- [What is being asked]
In your copy, leave out the pictures and repeat the entries below exactly.
# Start of Data entries
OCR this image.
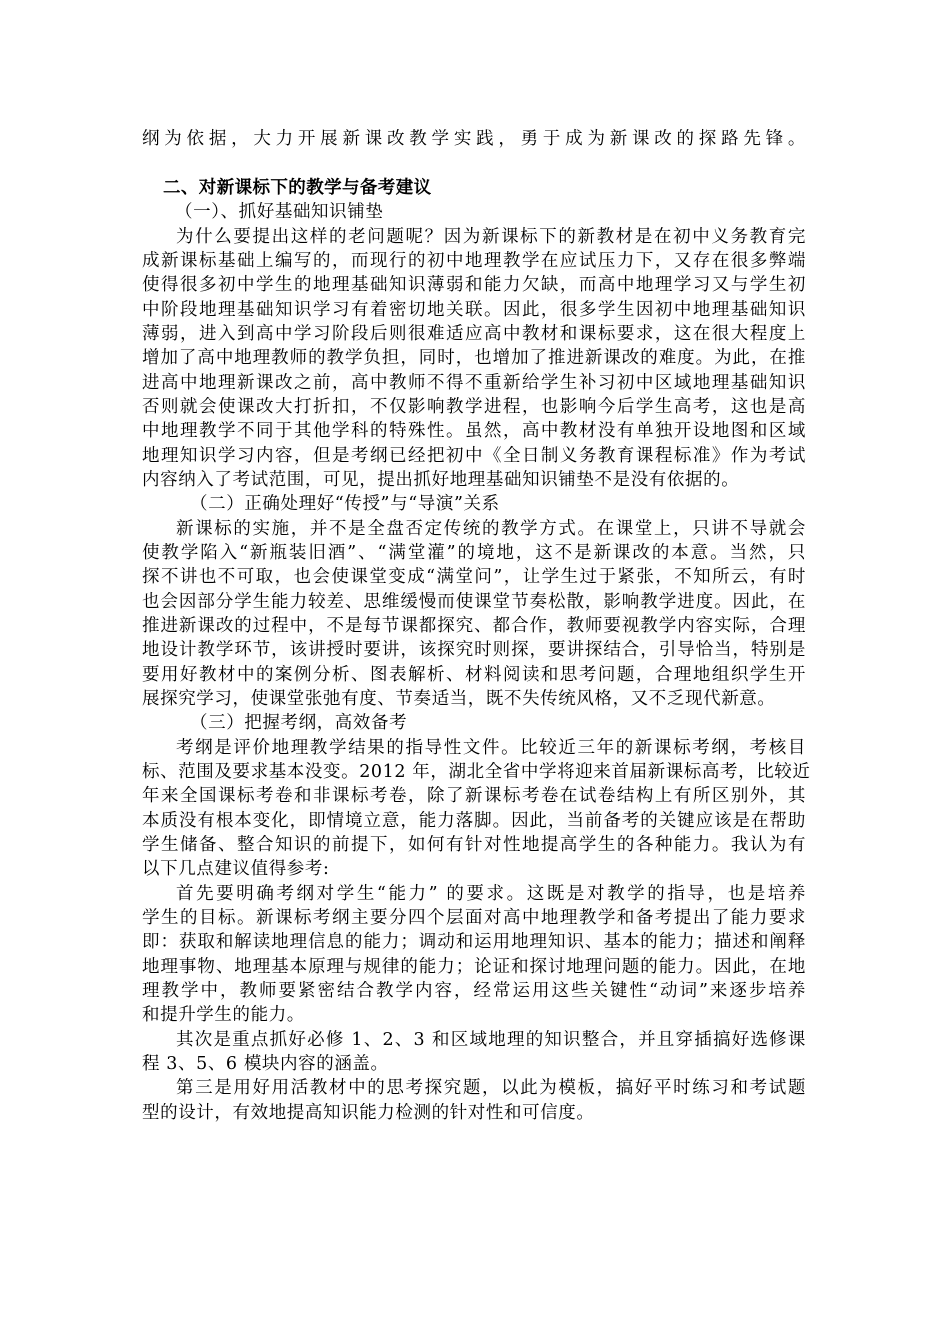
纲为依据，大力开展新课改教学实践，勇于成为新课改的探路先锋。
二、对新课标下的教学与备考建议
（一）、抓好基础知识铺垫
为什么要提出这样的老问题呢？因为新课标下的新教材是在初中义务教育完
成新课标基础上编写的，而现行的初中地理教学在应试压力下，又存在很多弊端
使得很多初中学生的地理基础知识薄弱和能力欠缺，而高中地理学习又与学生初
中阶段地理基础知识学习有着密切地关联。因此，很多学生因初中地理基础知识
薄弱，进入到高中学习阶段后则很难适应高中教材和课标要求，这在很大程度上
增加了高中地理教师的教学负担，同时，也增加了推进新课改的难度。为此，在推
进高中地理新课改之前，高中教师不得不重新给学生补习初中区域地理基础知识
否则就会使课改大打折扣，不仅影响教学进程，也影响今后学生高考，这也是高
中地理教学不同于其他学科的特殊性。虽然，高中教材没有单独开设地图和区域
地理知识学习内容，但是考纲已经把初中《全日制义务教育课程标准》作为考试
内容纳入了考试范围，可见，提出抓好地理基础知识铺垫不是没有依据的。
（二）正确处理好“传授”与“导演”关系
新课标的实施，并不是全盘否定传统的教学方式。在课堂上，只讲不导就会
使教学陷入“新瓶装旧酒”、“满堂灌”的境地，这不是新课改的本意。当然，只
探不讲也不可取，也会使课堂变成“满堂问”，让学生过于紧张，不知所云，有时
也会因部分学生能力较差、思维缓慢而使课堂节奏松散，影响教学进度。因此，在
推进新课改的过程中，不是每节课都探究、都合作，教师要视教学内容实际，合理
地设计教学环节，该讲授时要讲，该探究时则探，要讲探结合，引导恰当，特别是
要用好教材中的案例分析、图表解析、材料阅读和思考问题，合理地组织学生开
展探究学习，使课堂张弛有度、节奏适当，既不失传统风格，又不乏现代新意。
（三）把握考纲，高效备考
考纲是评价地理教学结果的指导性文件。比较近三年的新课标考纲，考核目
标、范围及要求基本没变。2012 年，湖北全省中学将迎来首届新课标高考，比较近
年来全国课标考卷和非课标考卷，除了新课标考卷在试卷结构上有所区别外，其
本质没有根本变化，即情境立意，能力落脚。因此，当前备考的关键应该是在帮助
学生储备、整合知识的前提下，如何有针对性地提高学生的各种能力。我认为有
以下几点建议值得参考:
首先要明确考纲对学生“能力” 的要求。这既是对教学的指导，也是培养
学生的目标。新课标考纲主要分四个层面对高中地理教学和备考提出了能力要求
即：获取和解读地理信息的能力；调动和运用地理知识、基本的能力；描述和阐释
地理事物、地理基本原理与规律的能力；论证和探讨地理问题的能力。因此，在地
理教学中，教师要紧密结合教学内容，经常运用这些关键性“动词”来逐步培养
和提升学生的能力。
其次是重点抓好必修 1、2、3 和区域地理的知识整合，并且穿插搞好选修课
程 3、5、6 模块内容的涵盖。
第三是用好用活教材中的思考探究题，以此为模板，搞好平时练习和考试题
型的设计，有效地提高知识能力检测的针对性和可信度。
# End of Data entries
- [Problem solution]
OCR this image.
纲为依据，大力开展新课改教学实践，勇于成为新课改的探路先锋。
二、对新课标下的教学与备考建议
（一）、抓好基础知识铺垫
为什么要提出这样的老问题呢？因为新课标下的新教材是在初中义务教育完
成新课标基础上编写的，而现行的初中地理教学在应试压力下，又存在很多弊端
使得很多初中学生的地理基础知识薄弱和能力欠缺，而高中地理学习又与学生初
中阶段地理基础知识学习有着密切地关联。因此，很多学生因初中地理基础知识
薄弱，进入到高中学习阶段后则很难适应高中教材和课标要求，这在很大程度上
增加了高中地理教师的教学负担，同时，也增加了推进新课改的难度。为此，在推
进高中地理新课改之前，高中教师不得不重新给学生补习初中区域地理基础知识
否则就会使课改大打折扣，不仅影响教学进程，也影响今后学生高考，这也是高
中地理教学不同于其他学科的特殊性。虽然，高中教材没有单独开设地图和区域
地理知识学习内容，但是考纲已经把初中《全日制义务教育课程标准》作为考试
内容纳入了考试范围，可见，提出抓好地理基础知识铺垫不是没有依据的。
（二）正确处理好“传授”与“导演”关系
新课标的实施，并不是全盘否定传统的教学方式。在课堂上，只讲不导就会
使教学陷入“新瓶装旧酒”、“满堂灌”的境地，这不是新课改的本意。当然，只
探不讲也不可取，也会使课堂变成“满堂问”，让学生过于紧张，不知所云，有时
也会因部分学生能力较差、思维缓慢而使课堂节奏松散，影响教学进度。因此，在
推进新课改的过程中，不是每节课都探究、都合作，教师要视教学内容实际，合理
地设计教学环节，该讲授时要讲，该探究时则探，要讲探结合，引导恰当，特别是
要用好教材中的案例分析、图表解析、材料阅读和思考问题，合理地组织学生开
展探究学习，使课堂张弛有度、节奏适当，既不失传统风格，又不乏现代新意。
（三）把握考纲，高效备考
考纲是评价地理教学结果的指导性文件。比较近三年的新课标考纲，考核目
标、范围及要求基本没变。2012 年，湖北全省中学将迎来首届新课标高考，比较近
年来全国课标考卷和非课标考卷，除了新课标考卷在试卷结构上有所区别外，其
本质没有根本变化，即情境立意，能力落脚。因此，当前备考的关键应该是在帮助
学生储备、整合知识的前提下，如何有针对性地提高学生的各种能力。我认为有
以下几点建议值得参考:
首先要明确考纲对学生“能力” 的要求。这既是对教学的指导，也是培养
学生的目标。新课标考纲主要分四个层面对高中地理教学和备考提出了能力要求
即：获取和解读地理信息的能力；调动和运用地理知识、基本的能力；描述和阐释
地理事物、地理基本原理与规律的能力；论证和探讨地理问题的能力。因此，在地
理教学中，教师要紧密结合教学内容，经常运用这些关键性“动词”来逐步培养
和提升学生的能力。
其次是重点抓好必修 1、2、3 和区域地理的知识整合，并且穿插搞好选修课
程 3、5、6 模块内容的涵盖。
第三是用好用活教材中的思考探究题，以此为模板，搞好平时练习和考试题
型的设计，有效地提高知识能力检测的针对性和可信度。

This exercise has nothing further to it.